Entries shown ::
_ _ _ _ _

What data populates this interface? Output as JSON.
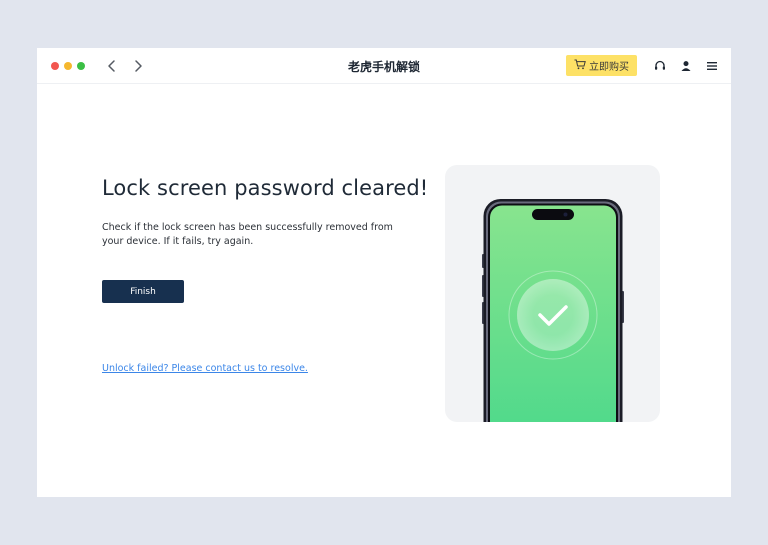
{
  "app": {
    "title": "老虎手机解锁"
  },
  "toolbar": {
    "buy_label": "立即购买",
    "icons": [
      "back-icon",
      "forward-icon",
      "cart-icon",
      "headset-icon",
      "user-icon",
      "menu-icon"
    ]
  },
  "main": {
    "heading": "Lock screen password cleared!",
    "description": "Check if the lock screen has been successfully removed from your device. If it fails, try again.",
    "finish_label": "Finish",
    "help_link": "Unlock failed? Please contact us to resolve."
  },
  "colors": {
    "background": "#e1e5ee",
    "buy_button": "#fde166",
    "finish_button": "#17304f",
    "link": "#3b86e8",
    "phone_screen": "#5fd98c"
  }
}
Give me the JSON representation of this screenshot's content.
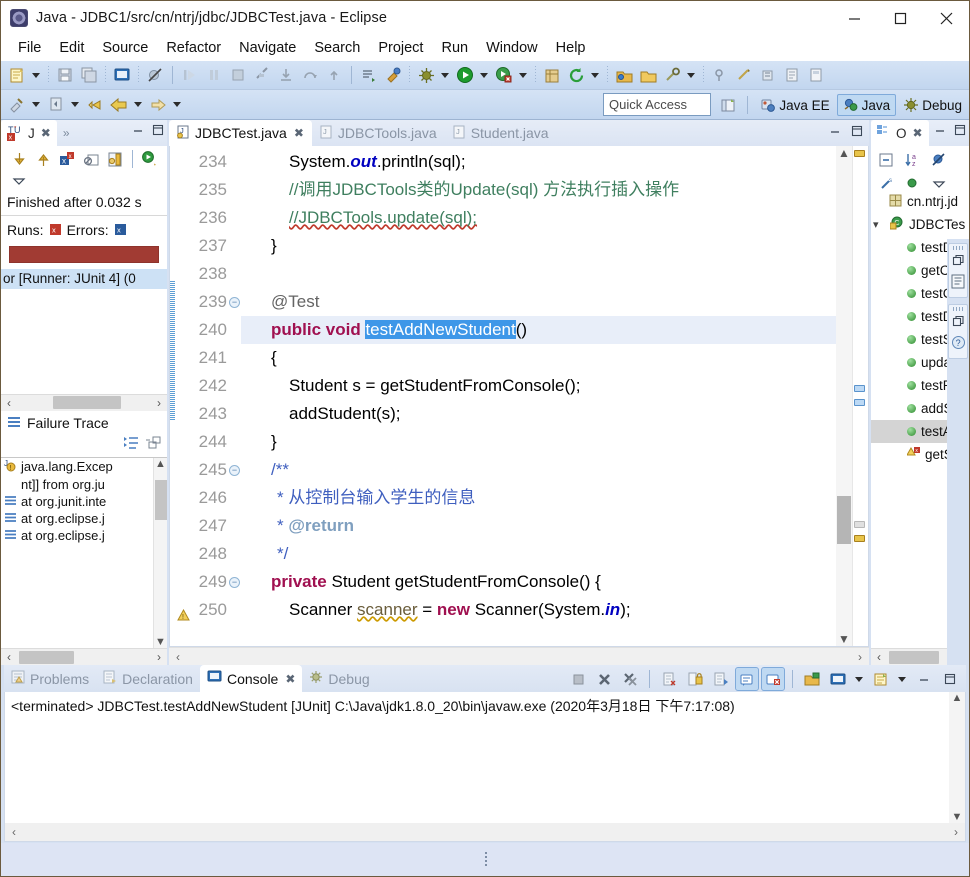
{
  "window": {
    "title": "Java - JDBC1/src/cn/ntrj/jdbc/JDBCTest.java - Eclipse",
    "minimize_label": "—",
    "maximize_label": "☐",
    "close_label": "✕"
  },
  "menubar": {
    "items": [
      {
        "label": "File"
      },
      {
        "label": "Edit"
      },
      {
        "label": "Source"
      },
      {
        "label": "Refactor"
      },
      {
        "label": "Navigate"
      },
      {
        "label": "Search"
      },
      {
        "label": "Project"
      },
      {
        "label": "Run"
      },
      {
        "label": "Window"
      },
      {
        "label": "Help"
      }
    ]
  },
  "toolbar": {
    "quick_access_placeholder": "Quick Access",
    "perspectives": [
      {
        "label": "Java EE",
        "active": false
      },
      {
        "label": "Java",
        "active": true
      },
      {
        "label": "Debug",
        "active": false
      }
    ]
  },
  "junit_view": {
    "tab_label": "J",
    "tab_overflow": "»",
    "status": "Finished after 0.032 s",
    "runs_label": "Runs:",
    "errors_label": "Errors:",
    "bar_color": "#a13b33",
    "tree_row": "or [Runner: JUnit 4] (0",
    "failure_trace_label": "Failure Trace",
    "trace": [
      {
        "text": "java.lang.Excep",
        "type": "exception"
      },
      {
        "text": "nt]] from org.ju",
        "type": "continuation"
      },
      {
        "text": "at org.junit.intе",
        "type": "stack"
      },
      {
        "text": "at org.eclipse.j",
        "type": "stack"
      },
      {
        "text": "at org.eclipse.j",
        "type": "stack"
      }
    ]
  },
  "editor": {
    "tabs": [
      {
        "label": "JDBCTest.java",
        "active": true,
        "closeable": true
      },
      {
        "label": "JDBCTools.java",
        "active": false,
        "closeable": false
      },
      {
        "label": "Student.java",
        "active": false,
        "closeable": false
      }
    ],
    "first_line_number": 234,
    "lines": [
      {
        "n": 234,
        "fold": false,
        "highlight": false
      },
      {
        "n": 235,
        "fold": false,
        "highlight": false
      },
      {
        "n": 236,
        "fold": false,
        "highlight": false
      },
      {
        "n": 237,
        "fold": false,
        "highlight": false
      },
      {
        "n": 238,
        "fold": false,
        "highlight": false
      },
      {
        "n": 239,
        "fold": true,
        "highlight": false
      },
      {
        "n": 240,
        "fold": false,
        "highlight": true
      },
      {
        "n": 241,
        "fold": false,
        "highlight": false
      },
      {
        "n": 242,
        "fold": false,
        "highlight": false
      },
      {
        "n": 243,
        "fold": false,
        "highlight": false
      },
      {
        "n": 244,
        "fold": false,
        "highlight": false
      },
      {
        "n": 245,
        "fold": true,
        "highlight": false
      },
      {
        "n": 246,
        "fold": false,
        "highlight": false
      },
      {
        "n": 247,
        "fold": false,
        "highlight": false
      },
      {
        "n": 248,
        "fold": false,
        "highlight": false
      },
      {
        "n": 249,
        "fold": true,
        "highlight": false
      },
      {
        "n": 250,
        "fold": false,
        "highlight": false,
        "warning": true
      }
    ],
    "code_text": {
      "l234_a": "System.",
      "l234_b": "out",
      "l234_c": ".println(sql);",
      "l235": "//调用JDBCTools类的Update(sql) 方法执行插入操作",
      "l236": "//JDBCTools.update(sql);",
      "l237": "}",
      "l238": "",
      "l239": "@Test",
      "l240_a": "public void ",
      "l240_b": "testAddNewStudent",
      "l240_c": "()",
      "l241": "{",
      "l242": "Student s = getStudentFromConsole();",
      "l243": "addStudent(s);",
      "l244": "}",
      "l245": "/**",
      "l246": "* 从控制台输入学生的信息",
      "l247_a": "* ",
      "l247_b": "@return",
      "l248": "*/",
      "l249_a": "private ",
      "l249_b": "Student getStudentFromConsole() {",
      "l250_a": "Scanner ",
      "l250_b": "scanner",
      "l250_c": " = ",
      "l250_d": "new",
      "l250_e": " Scanner(System.",
      "l250_f": "in",
      "l250_g": ");"
    },
    "selection_color": "#3e97e8",
    "highlight_color": "#e8eef9"
  },
  "outline_view": {
    "tab_label": "O",
    "items": [
      {
        "label": "cn.ntrj.jd",
        "icon": "package-icon",
        "indent": 1,
        "selected": false
      },
      {
        "label": "JDBCTes",
        "icon": "class-icon",
        "indent": 0,
        "selected": false,
        "expanded": true
      },
      {
        "label": "testD",
        "icon": "method-icon",
        "indent": 2,
        "selected": false
      },
      {
        "label": "getC",
        "icon": "method-icon",
        "indent": 2,
        "selected": false
      },
      {
        "label": "testC",
        "icon": "method-icon",
        "indent": 2,
        "selected": false
      },
      {
        "label": "testD",
        "icon": "method-icon",
        "indent": 2,
        "selected": false
      },
      {
        "label": "testS",
        "icon": "method-icon",
        "indent": 2,
        "selected": false
      },
      {
        "label": "upda",
        "icon": "method-icon",
        "indent": 2,
        "selected": false
      },
      {
        "label": "testR",
        "icon": "method-icon",
        "indent": 2,
        "selected": false
      },
      {
        "label": "addS",
        "icon": "method-icon",
        "indent": 2,
        "selected": false
      },
      {
        "label": "testA",
        "icon": "method-icon",
        "indent": 2,
        "selected": true
      },
      {
        "label": "getS",
        "icon": "method-warning-icon",
        "indent": 2,
        "selected": false
      }
    ]
  },
  "bottom_panel": {
    "tabs": [
      {
        "label": "Problems",
        "active": false,
        "icon": "problems-icon"
      },
      {
        "label": "Declaration",
        "active": false,
        "icon": "declaration-icon"
      },
      {
        "label": "Console",
        "active": true,
        "icon": "console-icon"
      },
      {
        "label": "Debug",
        "active": false,
        "icon": "debug-icon"
      }
    ],
    "console_status": "<terminated> JDBCTest.testAddNewStudent [JUnit] C:\\Java\\jdk1.8.0_20\\bin\\javaw.exe (2020年3月18日 下午7:17:08)",
    "console_output": ""
  },
  "colors": {
    "chrome": "#d6e1f2",
    "toolbar_top": "#d5e3f5",
    "toolbar_bottom": "#c2d6ef",
    "accent_blue": "#3e97e8",
    "error_red": "#a13b33",
    "keyword": "#a01050",
    "comment": "#3f7f5f",
    "javadoc": "#3f5fbf",
    "static_field": "#0000c0"
  }
}
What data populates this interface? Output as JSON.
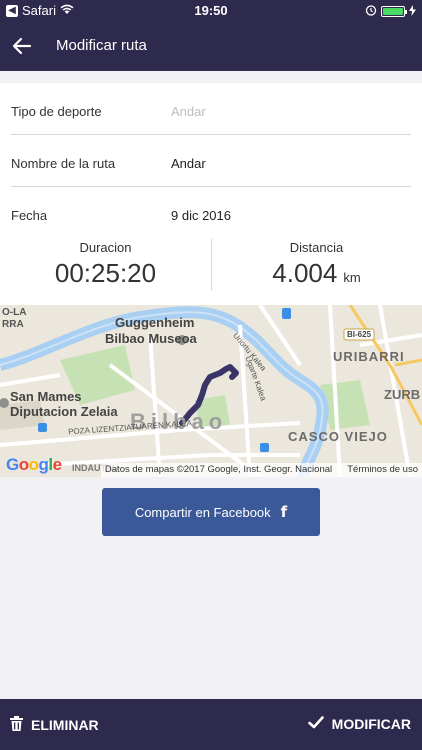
{
  "status_bar": {
    "back_badge": "◀",
    "carrier": "Safari",
    "time": "19:50",
    "icons": [
      "wifi-icon",
      "alarm-icon",
      "battery-icon",
      "charging-icon"
    ],
    "battery_level": 1.0
  },
  "nav": {
    "back_icon": "arrow-left-icon",
    "title": "Modificar ruta"
  },
  "form": {
    "sport_label": "Tipo de deporte",
    "sport_value": "Andar",
    "route_name_label": "Nombre de la ruta",
    "route_name_value": "Andar",
    "date_label": "Fecha",
    "date_value": "9 dic 2016"
  },
  "stats": {
    "duration_label": "Duracion",
    "duration_value": "00:25:20",
    "distance_label": "Distancia",
    "distance_value": "4.004",
    "distance_unit": "km"
  },
  "map": {
    "labels": {
      "guggenheim_1": "Guggenheim",
      "guggenheim_2": "Bilbao Museoa",
      "san_mames_1": "San Mames",
      "san_mames_2": "Diputacion Zelaia",
      "bilbao": "Bilbao",
      "uribarri": "URIBARRI",
      "casco_viejo": "CASCO VIEJO",
      "zurb": "ZURB",
      "ola": "O-LA",
      "ra": "RRA",
      "bi625": "BI-625",
      "uriortu": "Uriortu Kalea",
      "ugarte": "Ugarte Kalea",
      "pozas": "POZA LIZENTZIATUAREN KALEA",
      "indautxu": "INDAUTXU"
    },
    "logo": "Google",
    "attribution": "Datos de mapas ©2017 Google, Inst. Geogr. Nacional",
    "terms": "Términos de uso",
    "route_color": "#3a3566"
  },
  "share": {
    "label": "Compartir en Facebook",
    "icon": "facebook-icon",
    "color": "#3b5998"
  },
  "bottom_bar": {
    "delete_label": "ELIMINAR",
    "delete_icon": "trash-icon",
    "modify_label": "MODIFICAR",
    "modify_icon": "checkmark-icon"
  },
  "colors": {
    "primary": "#2e2a4d",
    "background": "#f2f2f4"
  }
}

_ _ _ _ _

Required task :: All lines of the data above that include the word "Andar" must be shown.

Solution below ::
    "sport_value": "Andar",
    "route_name_value": "Andar",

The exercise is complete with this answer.